▶ SHORT EXERCISE: Extract all lines that hold "sciences" from the records below.

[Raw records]
>>>

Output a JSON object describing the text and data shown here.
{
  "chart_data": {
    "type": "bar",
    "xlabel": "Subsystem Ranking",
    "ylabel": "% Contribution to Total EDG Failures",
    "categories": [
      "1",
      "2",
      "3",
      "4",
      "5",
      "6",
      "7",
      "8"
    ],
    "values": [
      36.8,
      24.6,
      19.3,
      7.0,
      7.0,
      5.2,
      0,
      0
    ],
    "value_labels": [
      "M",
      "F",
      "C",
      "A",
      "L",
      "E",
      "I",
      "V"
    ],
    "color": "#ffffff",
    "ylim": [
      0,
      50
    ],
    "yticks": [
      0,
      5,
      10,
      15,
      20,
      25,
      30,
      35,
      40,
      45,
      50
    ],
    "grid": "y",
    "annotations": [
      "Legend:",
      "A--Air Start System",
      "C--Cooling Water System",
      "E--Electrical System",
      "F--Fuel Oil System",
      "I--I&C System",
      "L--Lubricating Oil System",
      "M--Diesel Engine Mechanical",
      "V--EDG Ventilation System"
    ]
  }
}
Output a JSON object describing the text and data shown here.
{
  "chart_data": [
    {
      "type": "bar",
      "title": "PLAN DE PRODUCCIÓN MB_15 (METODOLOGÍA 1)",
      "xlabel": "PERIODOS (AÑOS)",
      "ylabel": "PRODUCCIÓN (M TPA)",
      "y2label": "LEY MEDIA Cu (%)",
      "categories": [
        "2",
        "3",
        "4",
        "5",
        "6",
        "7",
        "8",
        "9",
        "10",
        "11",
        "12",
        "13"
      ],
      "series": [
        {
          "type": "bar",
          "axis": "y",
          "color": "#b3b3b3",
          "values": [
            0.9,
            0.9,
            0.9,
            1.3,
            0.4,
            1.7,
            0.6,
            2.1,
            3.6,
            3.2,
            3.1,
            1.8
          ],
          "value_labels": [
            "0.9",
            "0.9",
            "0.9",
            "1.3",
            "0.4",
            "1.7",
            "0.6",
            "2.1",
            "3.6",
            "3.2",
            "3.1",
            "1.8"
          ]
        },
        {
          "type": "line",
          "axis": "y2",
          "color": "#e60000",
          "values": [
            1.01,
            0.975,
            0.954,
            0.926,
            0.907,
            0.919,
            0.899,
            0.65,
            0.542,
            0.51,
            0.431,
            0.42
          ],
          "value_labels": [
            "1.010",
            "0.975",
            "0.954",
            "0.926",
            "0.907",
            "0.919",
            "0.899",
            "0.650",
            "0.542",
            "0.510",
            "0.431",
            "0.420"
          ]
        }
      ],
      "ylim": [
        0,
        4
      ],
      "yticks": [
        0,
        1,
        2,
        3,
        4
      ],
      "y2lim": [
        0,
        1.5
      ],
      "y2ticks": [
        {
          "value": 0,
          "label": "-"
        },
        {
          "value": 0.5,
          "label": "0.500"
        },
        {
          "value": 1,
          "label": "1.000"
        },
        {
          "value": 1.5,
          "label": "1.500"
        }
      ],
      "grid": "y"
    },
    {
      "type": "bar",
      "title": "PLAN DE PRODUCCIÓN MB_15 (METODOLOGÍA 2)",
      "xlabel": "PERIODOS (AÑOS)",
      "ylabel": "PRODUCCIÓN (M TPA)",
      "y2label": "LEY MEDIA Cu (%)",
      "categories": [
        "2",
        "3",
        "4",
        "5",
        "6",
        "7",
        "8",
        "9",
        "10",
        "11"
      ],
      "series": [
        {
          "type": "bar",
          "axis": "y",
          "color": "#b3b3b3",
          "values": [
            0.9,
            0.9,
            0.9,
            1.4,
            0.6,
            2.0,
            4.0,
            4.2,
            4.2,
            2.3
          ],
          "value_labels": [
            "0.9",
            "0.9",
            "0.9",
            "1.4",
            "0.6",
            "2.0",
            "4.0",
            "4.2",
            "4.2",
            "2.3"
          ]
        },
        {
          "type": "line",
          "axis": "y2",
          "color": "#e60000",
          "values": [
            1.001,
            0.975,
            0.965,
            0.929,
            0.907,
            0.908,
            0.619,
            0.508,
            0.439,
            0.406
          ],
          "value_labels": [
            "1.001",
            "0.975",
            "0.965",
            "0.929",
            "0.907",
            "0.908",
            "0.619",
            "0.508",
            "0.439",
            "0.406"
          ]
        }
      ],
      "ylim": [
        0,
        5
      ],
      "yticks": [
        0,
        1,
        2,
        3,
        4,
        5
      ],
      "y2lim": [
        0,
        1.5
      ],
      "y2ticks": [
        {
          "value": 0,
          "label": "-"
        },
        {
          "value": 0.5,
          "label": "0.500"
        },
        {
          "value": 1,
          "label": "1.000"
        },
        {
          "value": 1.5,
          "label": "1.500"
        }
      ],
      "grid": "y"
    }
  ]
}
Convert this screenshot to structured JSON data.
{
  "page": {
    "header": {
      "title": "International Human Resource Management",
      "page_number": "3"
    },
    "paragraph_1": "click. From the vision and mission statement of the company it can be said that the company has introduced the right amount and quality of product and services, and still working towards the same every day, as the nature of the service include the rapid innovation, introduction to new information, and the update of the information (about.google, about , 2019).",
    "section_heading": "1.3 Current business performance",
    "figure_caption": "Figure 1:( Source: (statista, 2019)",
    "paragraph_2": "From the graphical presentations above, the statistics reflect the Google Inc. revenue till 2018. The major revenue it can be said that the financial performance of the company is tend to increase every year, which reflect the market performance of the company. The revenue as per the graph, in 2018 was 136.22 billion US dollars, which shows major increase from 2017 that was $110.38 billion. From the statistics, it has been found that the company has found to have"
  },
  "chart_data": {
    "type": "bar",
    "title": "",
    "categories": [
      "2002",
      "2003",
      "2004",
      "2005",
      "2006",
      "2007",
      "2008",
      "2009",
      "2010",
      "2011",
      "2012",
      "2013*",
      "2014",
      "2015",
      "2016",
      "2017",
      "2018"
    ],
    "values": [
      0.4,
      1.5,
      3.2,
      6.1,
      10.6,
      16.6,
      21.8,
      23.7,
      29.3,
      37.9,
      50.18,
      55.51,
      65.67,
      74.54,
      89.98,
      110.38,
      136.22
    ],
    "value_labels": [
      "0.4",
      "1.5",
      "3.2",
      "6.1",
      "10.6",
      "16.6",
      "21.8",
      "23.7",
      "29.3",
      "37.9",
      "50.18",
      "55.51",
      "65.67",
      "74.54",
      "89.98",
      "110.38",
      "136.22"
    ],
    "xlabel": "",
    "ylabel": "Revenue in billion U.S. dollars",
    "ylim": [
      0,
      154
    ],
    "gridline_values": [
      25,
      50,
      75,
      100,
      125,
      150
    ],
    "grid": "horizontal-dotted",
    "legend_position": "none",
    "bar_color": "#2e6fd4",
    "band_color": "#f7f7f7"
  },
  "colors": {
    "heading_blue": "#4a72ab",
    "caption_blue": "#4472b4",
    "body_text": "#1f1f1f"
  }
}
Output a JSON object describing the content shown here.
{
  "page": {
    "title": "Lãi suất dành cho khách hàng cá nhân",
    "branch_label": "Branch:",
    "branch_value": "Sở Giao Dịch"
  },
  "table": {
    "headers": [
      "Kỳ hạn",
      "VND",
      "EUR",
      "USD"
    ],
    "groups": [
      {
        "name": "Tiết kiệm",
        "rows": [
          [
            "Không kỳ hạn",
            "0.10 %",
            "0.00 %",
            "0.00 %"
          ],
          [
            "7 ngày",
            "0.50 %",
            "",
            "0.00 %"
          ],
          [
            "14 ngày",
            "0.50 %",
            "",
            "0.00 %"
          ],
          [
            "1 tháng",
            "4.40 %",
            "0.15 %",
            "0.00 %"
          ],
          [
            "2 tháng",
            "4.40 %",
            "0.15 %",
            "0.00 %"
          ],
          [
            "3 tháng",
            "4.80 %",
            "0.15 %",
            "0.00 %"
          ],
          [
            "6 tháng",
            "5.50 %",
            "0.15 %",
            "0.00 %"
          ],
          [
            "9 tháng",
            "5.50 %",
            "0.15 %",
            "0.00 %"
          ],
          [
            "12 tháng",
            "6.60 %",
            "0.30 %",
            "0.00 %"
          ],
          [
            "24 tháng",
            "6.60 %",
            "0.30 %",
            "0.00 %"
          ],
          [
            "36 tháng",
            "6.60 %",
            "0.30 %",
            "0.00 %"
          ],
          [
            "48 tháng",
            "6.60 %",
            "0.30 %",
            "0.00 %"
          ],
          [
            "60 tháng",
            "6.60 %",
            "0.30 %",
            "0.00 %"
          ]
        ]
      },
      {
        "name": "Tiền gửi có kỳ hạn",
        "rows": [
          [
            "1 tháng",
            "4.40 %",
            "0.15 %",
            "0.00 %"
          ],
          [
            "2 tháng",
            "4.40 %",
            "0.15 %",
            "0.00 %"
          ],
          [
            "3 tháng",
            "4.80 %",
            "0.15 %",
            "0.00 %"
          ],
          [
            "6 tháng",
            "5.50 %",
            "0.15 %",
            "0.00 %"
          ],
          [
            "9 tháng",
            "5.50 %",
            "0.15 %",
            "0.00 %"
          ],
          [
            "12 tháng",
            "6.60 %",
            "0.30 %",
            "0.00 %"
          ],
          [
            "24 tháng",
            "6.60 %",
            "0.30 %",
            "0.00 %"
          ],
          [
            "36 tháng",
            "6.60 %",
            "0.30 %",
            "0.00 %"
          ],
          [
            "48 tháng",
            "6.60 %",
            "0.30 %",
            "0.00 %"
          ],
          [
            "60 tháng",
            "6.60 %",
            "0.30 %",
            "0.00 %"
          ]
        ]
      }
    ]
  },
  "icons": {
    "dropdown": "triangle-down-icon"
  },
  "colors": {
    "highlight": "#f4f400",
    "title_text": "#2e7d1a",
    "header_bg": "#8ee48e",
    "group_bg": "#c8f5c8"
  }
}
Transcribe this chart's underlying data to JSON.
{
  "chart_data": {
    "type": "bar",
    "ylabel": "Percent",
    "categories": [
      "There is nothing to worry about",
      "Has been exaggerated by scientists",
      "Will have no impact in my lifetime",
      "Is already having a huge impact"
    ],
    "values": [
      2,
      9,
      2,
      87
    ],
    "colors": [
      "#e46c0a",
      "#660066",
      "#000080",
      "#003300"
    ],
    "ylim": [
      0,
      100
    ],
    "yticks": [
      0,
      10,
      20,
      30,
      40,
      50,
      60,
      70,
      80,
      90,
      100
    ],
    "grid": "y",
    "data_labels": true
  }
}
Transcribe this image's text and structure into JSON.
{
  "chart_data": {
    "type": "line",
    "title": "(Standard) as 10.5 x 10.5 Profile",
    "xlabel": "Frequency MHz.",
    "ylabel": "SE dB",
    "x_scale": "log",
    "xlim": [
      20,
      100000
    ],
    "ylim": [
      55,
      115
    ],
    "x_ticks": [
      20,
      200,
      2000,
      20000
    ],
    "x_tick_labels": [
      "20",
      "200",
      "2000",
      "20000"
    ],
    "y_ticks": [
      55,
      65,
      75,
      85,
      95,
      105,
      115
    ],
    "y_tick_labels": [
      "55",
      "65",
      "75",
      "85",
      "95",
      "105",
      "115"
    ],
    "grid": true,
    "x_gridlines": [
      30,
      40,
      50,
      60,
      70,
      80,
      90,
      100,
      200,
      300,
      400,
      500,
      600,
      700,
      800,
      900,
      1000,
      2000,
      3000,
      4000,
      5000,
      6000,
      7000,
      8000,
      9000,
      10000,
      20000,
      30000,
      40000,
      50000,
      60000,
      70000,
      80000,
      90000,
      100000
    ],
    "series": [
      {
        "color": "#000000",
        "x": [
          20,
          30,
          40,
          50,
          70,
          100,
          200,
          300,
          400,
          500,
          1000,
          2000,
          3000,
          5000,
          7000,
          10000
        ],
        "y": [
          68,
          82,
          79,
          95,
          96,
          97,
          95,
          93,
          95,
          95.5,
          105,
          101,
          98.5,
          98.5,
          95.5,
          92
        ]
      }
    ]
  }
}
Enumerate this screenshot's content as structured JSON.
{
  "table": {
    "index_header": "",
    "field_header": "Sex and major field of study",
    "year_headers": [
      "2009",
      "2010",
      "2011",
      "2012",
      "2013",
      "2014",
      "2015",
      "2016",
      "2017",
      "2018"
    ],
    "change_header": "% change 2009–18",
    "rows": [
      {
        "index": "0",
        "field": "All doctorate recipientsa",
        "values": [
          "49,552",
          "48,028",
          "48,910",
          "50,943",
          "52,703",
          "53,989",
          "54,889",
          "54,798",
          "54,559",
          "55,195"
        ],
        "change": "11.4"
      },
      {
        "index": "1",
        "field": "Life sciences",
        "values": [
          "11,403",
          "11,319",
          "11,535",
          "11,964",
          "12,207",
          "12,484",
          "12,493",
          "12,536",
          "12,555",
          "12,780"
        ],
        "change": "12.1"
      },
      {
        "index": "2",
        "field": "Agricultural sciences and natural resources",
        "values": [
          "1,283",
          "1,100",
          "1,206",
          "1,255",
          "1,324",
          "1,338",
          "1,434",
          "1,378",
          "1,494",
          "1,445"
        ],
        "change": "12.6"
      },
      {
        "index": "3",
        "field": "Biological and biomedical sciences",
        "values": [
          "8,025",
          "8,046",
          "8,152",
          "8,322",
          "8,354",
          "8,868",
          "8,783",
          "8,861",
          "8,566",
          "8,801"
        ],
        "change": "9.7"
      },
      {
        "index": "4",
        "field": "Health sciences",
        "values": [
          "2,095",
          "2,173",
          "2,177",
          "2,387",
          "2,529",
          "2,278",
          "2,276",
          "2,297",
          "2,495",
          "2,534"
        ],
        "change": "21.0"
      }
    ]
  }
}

<<<

▶ WRITTEN RESPONSE:
        "field": "Life sciences",
        "field": "Agricultural sciences and natural resources",
        "field": "Biological and biomedical sciences",
        "field": "Health sciences",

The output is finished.